### EXERCISE INSTRUCTIONS
Copy all of the records, substituting "plot-point" for every "data-point" and leaving everything else unchanged.

### ENTRIES
* * *
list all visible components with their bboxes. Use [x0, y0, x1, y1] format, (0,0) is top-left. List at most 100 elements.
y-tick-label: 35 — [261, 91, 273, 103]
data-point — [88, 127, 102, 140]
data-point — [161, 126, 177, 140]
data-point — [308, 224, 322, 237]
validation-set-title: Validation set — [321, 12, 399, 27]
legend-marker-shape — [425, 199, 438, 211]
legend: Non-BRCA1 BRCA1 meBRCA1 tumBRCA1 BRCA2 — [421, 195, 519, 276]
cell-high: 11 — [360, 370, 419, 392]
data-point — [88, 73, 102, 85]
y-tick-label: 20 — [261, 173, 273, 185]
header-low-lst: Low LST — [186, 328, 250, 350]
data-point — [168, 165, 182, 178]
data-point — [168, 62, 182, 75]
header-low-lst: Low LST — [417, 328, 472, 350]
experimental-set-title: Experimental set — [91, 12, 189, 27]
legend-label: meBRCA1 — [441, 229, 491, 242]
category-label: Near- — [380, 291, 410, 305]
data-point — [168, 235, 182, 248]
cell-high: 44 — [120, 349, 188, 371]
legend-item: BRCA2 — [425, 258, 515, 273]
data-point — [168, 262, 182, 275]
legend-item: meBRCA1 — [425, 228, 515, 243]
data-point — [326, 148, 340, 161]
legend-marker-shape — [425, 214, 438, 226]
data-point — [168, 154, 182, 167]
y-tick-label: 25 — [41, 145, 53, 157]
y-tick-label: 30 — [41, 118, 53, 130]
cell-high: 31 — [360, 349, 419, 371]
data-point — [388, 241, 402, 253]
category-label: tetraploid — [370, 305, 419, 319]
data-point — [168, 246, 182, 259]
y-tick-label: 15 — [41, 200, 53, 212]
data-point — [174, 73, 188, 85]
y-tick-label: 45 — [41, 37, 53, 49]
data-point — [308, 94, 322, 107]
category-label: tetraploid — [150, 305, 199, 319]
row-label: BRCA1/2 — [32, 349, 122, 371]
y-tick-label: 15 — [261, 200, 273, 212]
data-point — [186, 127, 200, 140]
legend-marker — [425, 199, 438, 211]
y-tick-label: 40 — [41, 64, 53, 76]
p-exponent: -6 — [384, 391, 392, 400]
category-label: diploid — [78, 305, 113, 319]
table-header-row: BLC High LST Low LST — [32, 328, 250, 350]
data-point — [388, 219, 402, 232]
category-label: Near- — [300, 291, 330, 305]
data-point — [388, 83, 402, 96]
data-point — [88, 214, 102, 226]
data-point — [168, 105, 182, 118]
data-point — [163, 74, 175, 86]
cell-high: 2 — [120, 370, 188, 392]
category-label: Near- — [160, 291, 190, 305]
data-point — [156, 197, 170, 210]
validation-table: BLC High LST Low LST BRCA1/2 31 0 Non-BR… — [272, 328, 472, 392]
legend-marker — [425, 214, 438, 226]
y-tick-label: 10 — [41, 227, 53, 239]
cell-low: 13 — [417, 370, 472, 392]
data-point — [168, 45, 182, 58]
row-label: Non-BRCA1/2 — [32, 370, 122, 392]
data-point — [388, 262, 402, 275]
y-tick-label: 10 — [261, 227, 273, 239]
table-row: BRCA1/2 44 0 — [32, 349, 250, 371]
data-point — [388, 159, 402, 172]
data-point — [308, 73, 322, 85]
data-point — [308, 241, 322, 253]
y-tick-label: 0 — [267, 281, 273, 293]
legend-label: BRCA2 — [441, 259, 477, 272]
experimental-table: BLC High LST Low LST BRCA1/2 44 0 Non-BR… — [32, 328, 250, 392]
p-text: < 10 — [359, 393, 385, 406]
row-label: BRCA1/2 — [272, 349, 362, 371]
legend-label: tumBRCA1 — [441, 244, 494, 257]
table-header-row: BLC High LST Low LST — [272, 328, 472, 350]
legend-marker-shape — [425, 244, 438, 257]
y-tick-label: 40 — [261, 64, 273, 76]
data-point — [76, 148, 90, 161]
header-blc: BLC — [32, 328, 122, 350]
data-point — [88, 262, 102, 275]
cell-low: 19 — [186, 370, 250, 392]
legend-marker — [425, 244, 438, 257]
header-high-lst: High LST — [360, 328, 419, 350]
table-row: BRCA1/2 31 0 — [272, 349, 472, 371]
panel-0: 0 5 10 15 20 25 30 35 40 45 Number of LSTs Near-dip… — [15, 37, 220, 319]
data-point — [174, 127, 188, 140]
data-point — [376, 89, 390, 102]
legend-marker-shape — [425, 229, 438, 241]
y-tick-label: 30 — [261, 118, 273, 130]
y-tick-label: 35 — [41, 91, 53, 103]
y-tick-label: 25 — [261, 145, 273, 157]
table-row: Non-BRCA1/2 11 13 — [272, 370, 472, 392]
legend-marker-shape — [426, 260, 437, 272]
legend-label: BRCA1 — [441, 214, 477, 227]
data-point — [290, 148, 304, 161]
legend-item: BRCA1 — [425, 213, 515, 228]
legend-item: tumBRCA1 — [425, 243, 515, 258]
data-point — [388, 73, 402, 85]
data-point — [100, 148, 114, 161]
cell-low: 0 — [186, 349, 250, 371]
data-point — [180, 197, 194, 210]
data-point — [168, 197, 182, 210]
* * *
### EXERCISE OUTPUT
list all visible components with their bboxes. Use [x0, y0, x1, y1] format, (0,0) is top-left. List at most 100 elements.
y-tick-label: 35 — [261, 91, 273, 103]
plot-point — [88, 127, 102, 140]
plot-point — [161, 126, 177, 140]
plot-point — [308, 224, 322, 237]
validation-set-title: Validation set — [321, 12, 399, 27]
legend-marker-shape — [425, 199, 438, 211]
legend: Non-BRCA1 BRCA1 meBRCA1 tumBRCA1 BRCA2 — [421, 195, 519, 276]
cell-high: 11 — [360, 370, 419, 392]
plot-point — [88, 73, 102, 85]
y-tick-label: 20 — [261, 173, 273, 185]
header-low-lst: Low LST — [186, 328, 250, 350]
plot-point — [168, 165, 182, 178]
plot-point — [168, 62, 182, 75]
header-low-lst: Low LST — [417, 328, 472, 350]
experimental-set-title: Experimental set — [91, 12, 189, 27]
legend-label: meBRCA1 — [441, 229, 491, 242]
category-label: Near- — [380, 291, 410, 305]
plot-point — [168, 235, 182, 248]
cell-high: 44 — [120, 349, 188, 371]
legend-item: BRCA2 — [425, 258, 515, 273]
plot-point — [168, 262, 182, 275]
legend-item: meBRCA1 — [425, 228, 515, 243]
plot-point — [326, 148, 340, 161]
legend-marker-shape — [425, 214, 438, 226]
plot-point — [168, 154, 182, 167]
y-tick-label: 25 — [41, 145, 53, 157]
y-tick-label: 30 — [41, 118, 53, 130]
cell-high: 31 — [360, 349, 419, 371]
plot-point — [388, 241, 402, 253]
category-label: tetraploid — [370, 305, 419, 319]
plot-point — [168, 246, 182, 259]
y-tick-label: 15 — [41, 200, 53, 212]
plot-point — [174, 73, 188, 85]
y-tick-label: 45 — [41, 37, 53, 49]
plot-point — [308, 94, 322, 107]
category-label: tetraploid — [150, 305, 199, 319]
row-label: BRCA1/2 — [32, 349, 122, 371]
y-tick-label: 15 — [261, 200, 273, 212]
plot-point — [186, 127, 200, 140]
legend-marker — [425, 199, 438, 211]
y-tick-label: 40 — [41, 64, 53, 76]
p-exponent: -6 — [384, 391, 392, 400]
category-label: diploid — [78, 305, 113, 319]
table-header-row: BLC High LST Low LST — [32, 328, 250, 350]
plot-point — [388, 219, 402, 232]
category-label: Near- — [300, 291, 330, 305]
plot-point — [388, 83, 402, 96]
plot-point — [88, 214, 102, 226]
plot-point — [168, 105, 182, 118]
plot-point — [163, 74, 175, 86]
cell-high: 2 — [120, 370, 188, 392]
category-label: Near- — [160, 291, 190, 305]
plot-point — [156, 197, 170, 210]
validation-table: BLC High LST Low LST BRCA1/2 31 0 Non-BR… — [272, 328, 472, 392]
legend-marker — [425, 214, 438, 226]
y-tick-label: 10 — [41, 227, 53, 239]
cell-low: 13 — [417, 370, 472, 392]
plot-point — [168, 45, 182, 58]
row-label: Non-BRCA1/2 — [32, 370, 122, 392]
plot-point — [388, 262, 402, 275]
y-tick-label: 10 — [261, 227, 273, 239]
table-row: BRCA1/2 44 0 — [32, 349, 250, 371]
plot-point — [388, 159, 402, 172]
plot-point — [308, 73, 322, 85]
plot-point — [308, 241, 322, 253]
y-tick-label: 0 — [267, 281, 273, 293]
legend-label: BRCA2 — [441, 259, 477, 272]
experimental-table: BLC High LST Low LST BRCA1/2 44 0 Non-BR… — [32, 328, 250, 392]
p-text: < 10 — [359, 393, 385, 406]
row-label: BRCA1/2 — [272, 349, 362, 371]
legend-label: tumBRCA1 — [441, 244, 494, 257]
table-header-row: BLC High LST Low LST — [272, 328, 472, 350]
legend-marker-shape — [425, 244, 438, 257]
y-tick-label: 40 — [261, 64, 273, 76]
plot-point — [76, 148, 90, 161]
header-blc: BLC — [32, 328, 122, 350]
plot-point — [88, 262, 102, 275]
cell-low: 19 — [186, 370, 250, 392]
legend-marker — [425, 244, 438, 257]
header-high-lst: High LST — [360, 328, 419, 350]
table-row: BRCA1/2 31 0 — [272, 349, 472, 371]
panel-0: 0 5 10 15 20 25 30 35 40 45 Number of LSTs Near-dip… — [15, 37, 220, 319]
plot-point — [174, 127, 188, 140]
plot-point — [376, 89, 390, 102]
legend-marker-shape — [425, 229, 438, 241]
y-tick-label: 30 — [261, 118, 273, 130]
y-tick-label: 35 — [41, 91, 53, 103]
y-tick-label: 25 — [261, 145, 273, 157]
table-row: Non-BRCA1/2 11 13 — [272, 370, 472, 392]
legend-marker-shape — [426, 260, 437, 272]
legend-label: BRCA1 — [441, 214, 477, 227]
plot-point — [290, 148, 304, 161]
legend-item: BRCA1 — [425, 213, 515, 228]
legend-item: tumBRCA1 — [425, 243, 515, 258]
plot-point — [388, 73, 402, 85]
plot-point — [100, 148, 114, 161]
cell-low: 0 — [186, 349, 250, 371]
plot-point — [180, 197, 194, 210]
plot-point — [168, 197, 182, 210]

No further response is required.